◆ **PROBLEM REQUIREMENTS**: Each record below is to be copied word for word, with pictures removed.

(A block of data)
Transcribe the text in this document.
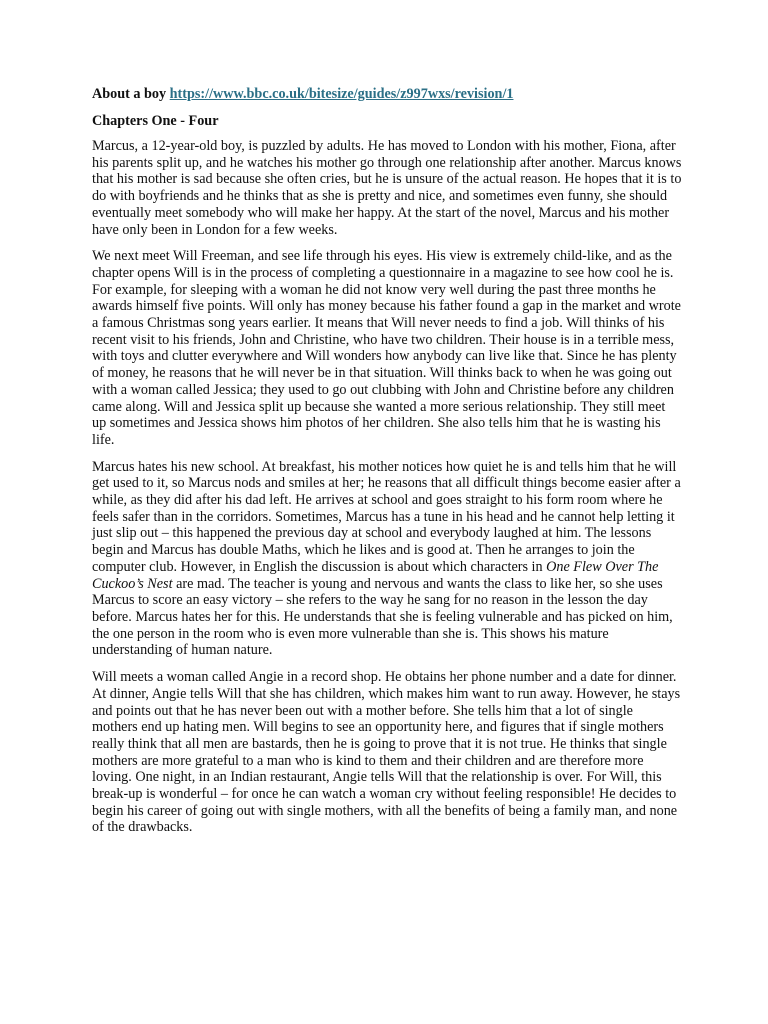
About a boy https://www.bbc.co.uk/bitesize/guides/z997wxs/revision/1

Chapters One - Four

Marcus, a 12-year-old boy, is puzzled by adults. He has moved to London with his mother, Fiona, after his parents split up, and he watches his mother go through one relationship after another. Marcus knows that his mother is sad because she often cries, but he is unsure of the actual reason. He hopes that it is to do with boyfriends and he thinks that as she is pretty and nice, and sometimes even funny, she should eventually meet somebody who will make her happy. At the start of the novel, Marcus and his mother have only been in London for a few weeks.

We next meet Will Freeman, and see life through his eyes. His view is extremely child-like, and as the chapter opens Will is in the process of completing a questionnaire in a magazine to see how cool he is. For example, for sleeping with a woman he did not know very well during the past three months he awards himself five points. Will only has money because his father found a gap in the market and wrote a famous Christmas song years earlier. It means that Will never needs to find a job. Will thinks of his recent visit to his friends, John and Christine, who have two children. Their house is in a terrible mess, with toys and clutter everywhere and Will wonders how anybody can live like that. Since he has plenty of money, he reasons that he will never be in that situation. Will thinks back to when he was going out with a woman called Jessica; they used to go out clubbing with John and Christine before any children came along. Will and Jessica split up because she wanted a more serious relationship. They still meet up sometimes and Jessica shows him photos of her children. She also tells him that he is wasting his life.

Marcus hates his new school. At breakfast, his mother notices how quiet he is and tells him that he will get used to it, so Marcus nods and smiles at her; he reasons that all difficult things become easier after a while, as they did after his dad left. He arrives at school and goes straight to his form room where he feels safer than in the corridors. Sometimes, Marcus has a tune in his head and he cannot help letting it just slip out – this happened the previous day at school and everybody laughed at him. The lessons begin and Marcus has double Maths, which he likes and is good at. Then he arranges to join the computer club. However, in English the discussion is about which characters in One Flew Over The Cuckoo’s Nest are mad. The teacher is young and nervous and wants the class to like her, so she uses Marcus to score an easy victory – she refers to the way he sang for no reason in the lesson the day before. Marcus hates her for this. He understands that she is feeling vulnerable and has picked on him, the one person in the room who is even more vulnerable than she is. This shows his mature understanding of human nature.

Will meets a woman called Angie in a record shop. He obtains her phone number and a date for dinner. At dinner, Angie tells Will that she has children, which makes him want to run away. However, he stays and points out that he has never been out with a mother before. She tells him that a lot of single mothers end up hating men. Will begins to see an opportunity here, and figures that if single mothers really think that all men are bastards, then he is going to prove that it is not true. He thinks that single mothers are more grateful to a man who is kind to them and their children and are therefore more loving. One night, in an Indian restaurant, Angie tells Will that the relationship is over. For Will, this break-up is wonderful – for once he can watch a woman cry without feeling responsible! He decides to begin his career of going out with single mothers, with all the benefits of being a family man, and none of the drawbacks.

◆ **COMPLETE OUTPUT**:
Transcribe the text in this document.
About a boy https://www.bbc.co.uk/bitesize/guides/z997wxs/revision/1

Chapters One - Four

Marcus, a 12-year-old boy, is puzzled by adults. He has moved to London with his mother, Fiona, after his parents split up, and he watches his mother go through one relationship after another. Marcus knows that his mother is sad because she often cries, but he is unsure of the actual reason. He hopes that it is to do with boyfriends and he thinks that as she is pretty and nice, and sometimes even funny, she should eventually meet somebody who will make her happy. At the start of the novel, Marcus and his mother have only been in London for a few weeks.

We next meet Will Freeman, and see life through his eyes. His view is extremely child-like, and as the chapter opens Will is in the process of completing a questionnaire in a magazine to see how cool he is. For example, for sleeping with a woman he did not know very well during the past three months he awards himself five points. Will only has money because his father found a gap in the market and wrote a famous Christmas song years earlier. It means that Will never needs to find a job. Will thinks of his recent visit to his friends, John and Christine, who have two children. Their house is in a terrible mess, with toys and clutter everywhere and Will wonders how anybody can live like that. Since he has plenty of money, he reasons that he will never be in that situation. Will thinks back to when he was going out with a woman called Jessica; they used to go out clubbing with John and Christine before any children came along. Will and Jessica split up because she wanted a more serious relationship. They still meet up sometimes and Jessica shows him photos of her children. She also tells him that he is wasting his life.

Marcus hates his new school. At breakfast, his mother notices how quiet he is and tells him that he will get used to it, so Marcus nods and smiles at her; he reasons that all difficult things become easier after a while, as they did after his dad left. He arrives at school and goes straight to his form room where he feels safer than in the corridors. Sometimes, Marcus has a tune in his head and he cannot help letting it just slip out – this happened the previous day at school and everybody laughed at him. The lessons begin and Marcus has double Maths, which he likes and is good at. Then he arranges to join the computer club. However, in English the discussion is about which characters in One Flew Over The Cuckoo’s Nest are mad. The teacher is young and nervous and wants the class to like her, so she uses Marcus to score an easy victory – she refers to the way he sang for no reason in the lesson the day before. Marcus hates her for this. He understands that she is feeling vulnerable and has picked on him, the one person in the room who is even more vulnerable than she is. This shows his mature understanding of human nature.

Will meets a woman called Angie in a record shop. He obtains her phone number and a date for dinner. At dinner, Angie tells Will that she has children, which makes him want to run away. However, he stays and points out that he has never been out with a mother before. She tells him that a lot of single mothers end up hating men. Will begins to see an opportunity here, and figures that if single mothers really think that all men are bastards, then he is going to prove that it is not true. He thinks that single mothers are more grateful to a man who is kind to them and their children and are therefore more loving. One night, in an Indian restaurant, Angie tells Will that the relationship is over. For Will, this break-up is wonderful – for once he can watch a woman cry without feeling responsible! He decides to begin his career of going out with single mothers, with all the benefits of being a family man, and none of the drawbacks.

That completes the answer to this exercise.